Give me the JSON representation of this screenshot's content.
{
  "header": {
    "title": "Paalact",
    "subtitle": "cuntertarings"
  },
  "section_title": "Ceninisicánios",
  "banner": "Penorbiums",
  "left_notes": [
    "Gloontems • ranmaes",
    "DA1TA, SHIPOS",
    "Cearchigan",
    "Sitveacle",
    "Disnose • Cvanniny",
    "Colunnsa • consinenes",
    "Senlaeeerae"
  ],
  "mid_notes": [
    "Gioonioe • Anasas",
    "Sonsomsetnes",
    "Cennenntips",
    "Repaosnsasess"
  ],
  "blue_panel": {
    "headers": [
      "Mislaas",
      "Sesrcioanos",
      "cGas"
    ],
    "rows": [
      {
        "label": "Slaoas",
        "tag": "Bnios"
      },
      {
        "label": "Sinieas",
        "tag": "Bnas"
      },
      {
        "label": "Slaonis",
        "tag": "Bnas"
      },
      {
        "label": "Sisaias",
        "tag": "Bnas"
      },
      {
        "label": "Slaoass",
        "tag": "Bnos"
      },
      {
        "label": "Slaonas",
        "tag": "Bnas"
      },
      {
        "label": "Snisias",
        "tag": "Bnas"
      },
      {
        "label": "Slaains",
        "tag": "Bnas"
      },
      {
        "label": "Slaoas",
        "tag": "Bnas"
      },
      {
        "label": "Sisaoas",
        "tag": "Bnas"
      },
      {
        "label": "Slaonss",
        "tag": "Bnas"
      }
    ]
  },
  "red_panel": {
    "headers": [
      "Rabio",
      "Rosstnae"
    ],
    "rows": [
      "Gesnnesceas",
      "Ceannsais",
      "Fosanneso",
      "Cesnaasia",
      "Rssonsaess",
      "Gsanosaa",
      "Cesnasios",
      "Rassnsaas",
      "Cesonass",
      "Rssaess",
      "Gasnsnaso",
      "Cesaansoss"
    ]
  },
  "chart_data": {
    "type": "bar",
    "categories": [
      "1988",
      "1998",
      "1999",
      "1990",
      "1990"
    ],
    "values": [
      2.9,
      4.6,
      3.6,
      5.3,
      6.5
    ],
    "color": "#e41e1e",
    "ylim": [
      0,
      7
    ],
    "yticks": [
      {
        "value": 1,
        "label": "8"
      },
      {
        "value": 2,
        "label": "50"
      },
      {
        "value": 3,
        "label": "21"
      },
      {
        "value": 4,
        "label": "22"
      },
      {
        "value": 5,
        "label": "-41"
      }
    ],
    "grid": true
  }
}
####################
Stated problem:
Print all of the entries again, exactly as written.

The reply:
Give me the JSON representation of this screenshot's content.
{
  "header": {
    "title": "Paalact",
    "subtitle": "cuntertarings"
  },
  "section_title": "Ceninisicánios",
  "banner": "Penorbiums",
  "left_notes": [
    "Gloontems • ranmaes",
    "DA1TA, SHIPOS",
    "Cearchigan",
    "Sitveacle",
    "Disnose • Cvanniny",
    "Colunnsa • consinenes",
    "Senlaeeerae"
  ],
  "mid_notes": [
    "Gioonioe • Anasas",
    "Sonsomsetnes",
    "Cennenntips",
    "Repaosnsasess"
  ],
  "blue_panel": {
    "headers": [
      "Mislaas",
      "Sesrcioanos",
      "cGas"
    ],
    "rows": [
      {
        "label": "Slaoas",
        "tag": "Bnios"
      },
      {
        "label": "Sinieas",
        "tag": "Bnas"
      },
      {
        "label": "Slaonis",
        "tag": "Bnas"
      },
      {
        "label": "Sisaias",
        "tag": "Bnas"
      },
      {
        "label": "Slaoass",
        "tag": "Bnos"
      },
      {
        "label": "Slaonas",
        "tag": "Bnas"
      },
      {
        "label": "Snisias",
        "tag": "Bnas"
      },
      {
        "label": "Slaains",
        "tag": "Bnas"
      },
      {
        "label": "Slaoas",
        "tag": "Bnas"
      },
      {
        "label": "Sisaoas",
        "tag": "Bnas"
      },
      {
        "label": "Slaonss",
        "tag": "Bnas"
      }
    ]
  },
  "red_panel": {
    "headers": [
      "Rabio",
      "Rosstnae"
    ],
    "rows": [
      "Gesnnesceas",
      "Ceannsais",
      "Fosanneso",
      "Cesnaasia",
      "Rssonsaess",
      "Gsanosaa",
      "Cesnasios",
      "Rassnsaas",
      "Cesonass",
      "Rssaess",
      "Gasnsnaso",
      "Cesaansoss"
    ]
  },
  "chart_data": {
    "type": "bar",
    "categories": [
      "1988",
      "1998",
      "1999",
      "1990",
      "1990"
    ],
    "values": [
      2.9,
      4.6,
      3.6,
      5.3,
      6.5
    ],
    "color": "#e41e1e",
    "ylim": [
      0,
      7
    ],
    "yticks": [
      {
        "value": 1,
        "label": "8"
      },
      {
        "value": 2,
        "label": "50"
      },
      {
        "value": 3,
        "label": "21"
      },
      {
        "value": 4,
        "label": "22"
      },
      {
        "value": 5,
        "label": "-41"
      }
    ],
    "grid": true
  }
}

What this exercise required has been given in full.